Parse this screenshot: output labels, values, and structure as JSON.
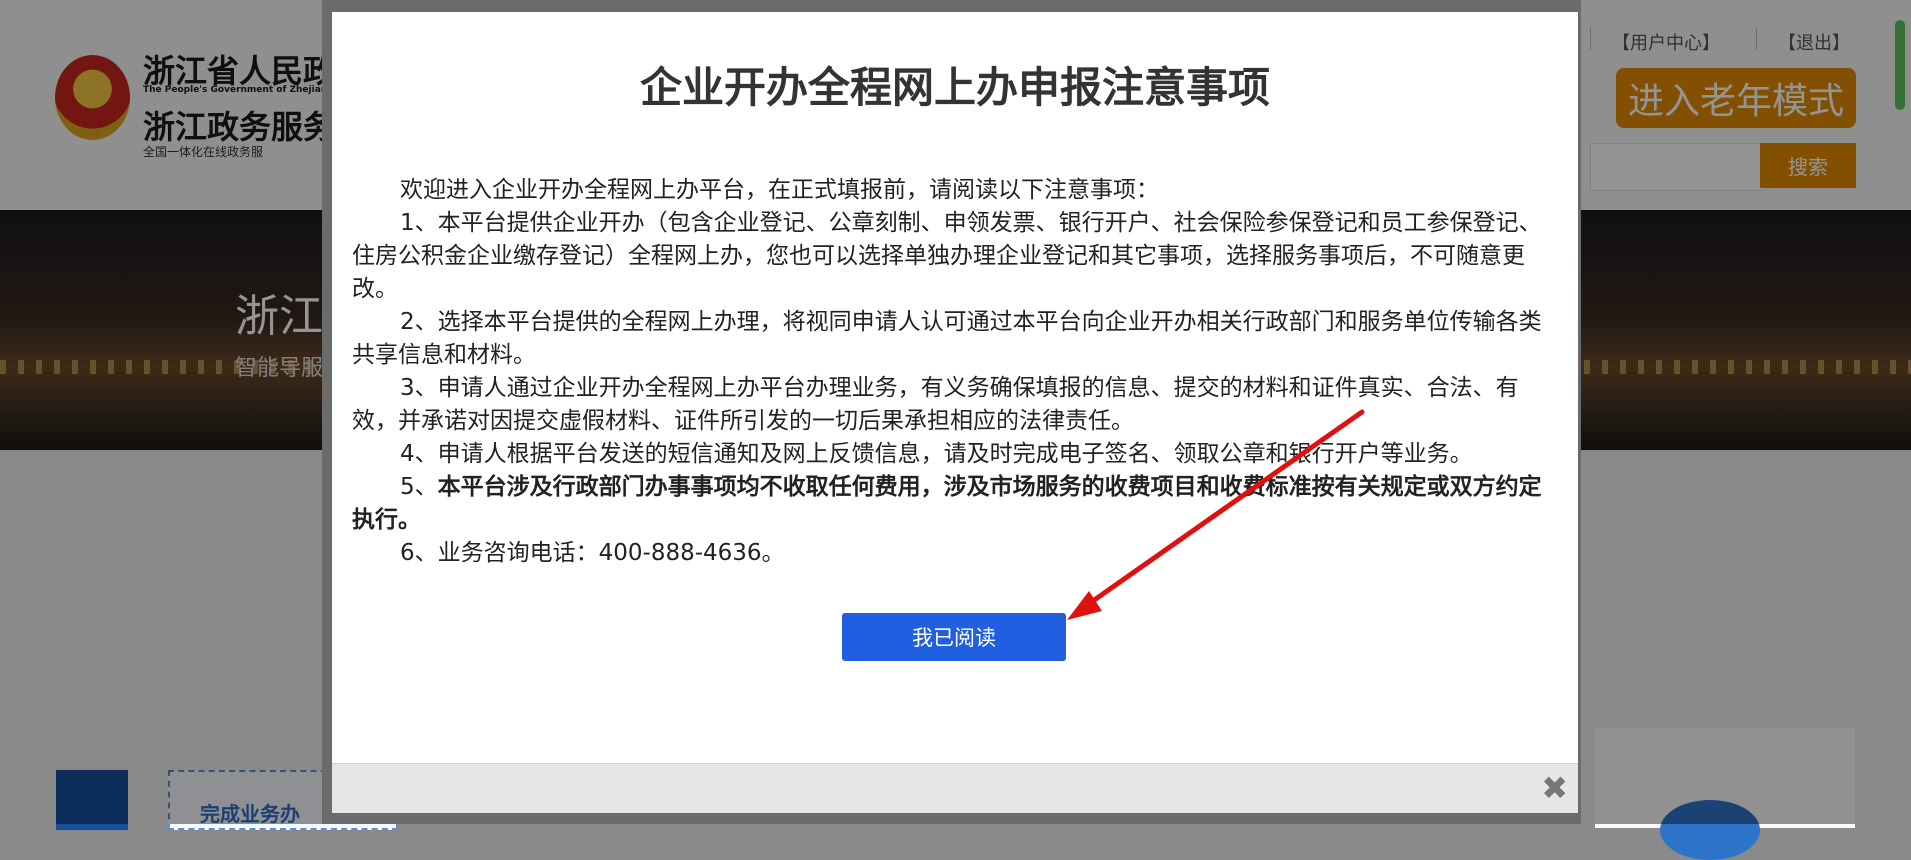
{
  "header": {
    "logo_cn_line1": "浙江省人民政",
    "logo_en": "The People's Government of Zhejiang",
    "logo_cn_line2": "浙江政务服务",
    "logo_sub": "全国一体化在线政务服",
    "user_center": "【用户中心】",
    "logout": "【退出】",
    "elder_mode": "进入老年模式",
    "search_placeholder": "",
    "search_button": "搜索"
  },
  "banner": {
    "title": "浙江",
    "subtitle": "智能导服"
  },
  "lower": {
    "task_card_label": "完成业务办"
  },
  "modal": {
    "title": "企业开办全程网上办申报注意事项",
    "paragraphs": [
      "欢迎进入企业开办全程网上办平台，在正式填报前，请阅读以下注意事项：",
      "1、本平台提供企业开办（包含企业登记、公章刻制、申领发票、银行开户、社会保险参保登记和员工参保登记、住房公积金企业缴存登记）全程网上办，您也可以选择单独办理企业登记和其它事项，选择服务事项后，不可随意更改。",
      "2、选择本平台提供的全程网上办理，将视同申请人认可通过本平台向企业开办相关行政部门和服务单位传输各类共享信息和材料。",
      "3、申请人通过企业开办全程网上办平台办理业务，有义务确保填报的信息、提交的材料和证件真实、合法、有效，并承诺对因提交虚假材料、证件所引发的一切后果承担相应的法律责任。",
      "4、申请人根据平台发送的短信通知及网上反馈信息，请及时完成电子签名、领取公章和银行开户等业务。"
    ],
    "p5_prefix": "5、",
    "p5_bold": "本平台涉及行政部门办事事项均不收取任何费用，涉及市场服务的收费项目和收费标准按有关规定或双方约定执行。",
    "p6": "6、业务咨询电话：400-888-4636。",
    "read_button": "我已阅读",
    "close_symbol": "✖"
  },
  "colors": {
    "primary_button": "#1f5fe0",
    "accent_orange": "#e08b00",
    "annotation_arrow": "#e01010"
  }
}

-- -- --

» What this task involves:
Give back all entries exactly. No pictures belong in the copy.

» Exercise answer:
Parse this screenshot: output labels, values, and structure as JSON.
{
  "header": {
    "logo_cn_line1": "浙江省人民政",
    "logo_en": "The People's Government of Zhejiang",
    "logo_cn_line2": "浙江政务服务",
    "logo_sub": "全国一体化在线政务服",
    "user_center": "【用户中心】",
    "logout": "【退出】",
    "elder_mode": "进入老年模式",
    "search_placeholder": "",
    "search_button": "搜索"
  },
  "banner": {
    "title": "浙江",
    "subtitle": "智能导服"
  },
  "lower": {
    "task_card_label": "完成业务办"
  },
  "modal": {
    "title": "企业开办全程网上办申报注意事项",
    "paragraphs": [
      "欢迎进入企业开办全程网上办平台，在正式填报前，请阅读以下注意事项：",
      "1、本平台提供企业开办（包含企业登记、公章刻制、申领发票、银行开户、社会保险参保登记和员工参保登记、住房公积金企业缴存登记）全程网上办，您也可以选择单独办理企业登记和其它事项，选择服务事项后，不可随意更改。",
      "2、选择本平台提供的全程网上办理，将视同申请人认可通过本平台向企业开办相关行政部门和服务单位传输各类共享信息和材料。",
      "3、申请人通过企业开办全程网上办平台办理业务，有义务确保填报的信息、提交的材料和证件真实、合法、有效，并承诺对因提交虚假材料、证件所引发的一切后果承担相应的法律责任。",
      "4、申请人根据平台发送的短信通知及网上反馈信息，请及时完成电子签名、领取公章和银行开户等业务。"
    ],
    "p5_prefix": "5、",
    "p5_bold": "本平台涉及行政部门办事事项均不收取任何费用，涉及市场服务的收费项目和收费标准按有关规定或双方约定执行。",
    "p6": "6、业务咨询电话：400-888-4636。",
    "read_button": "我已阅读",
    "close_symbol": "✖"
  },
  "colors": {
    "primary_button": "#1f5fe0",
    "accent_orange": "#e08b00",
    "annotation_arrow": "#e01010"
  }
}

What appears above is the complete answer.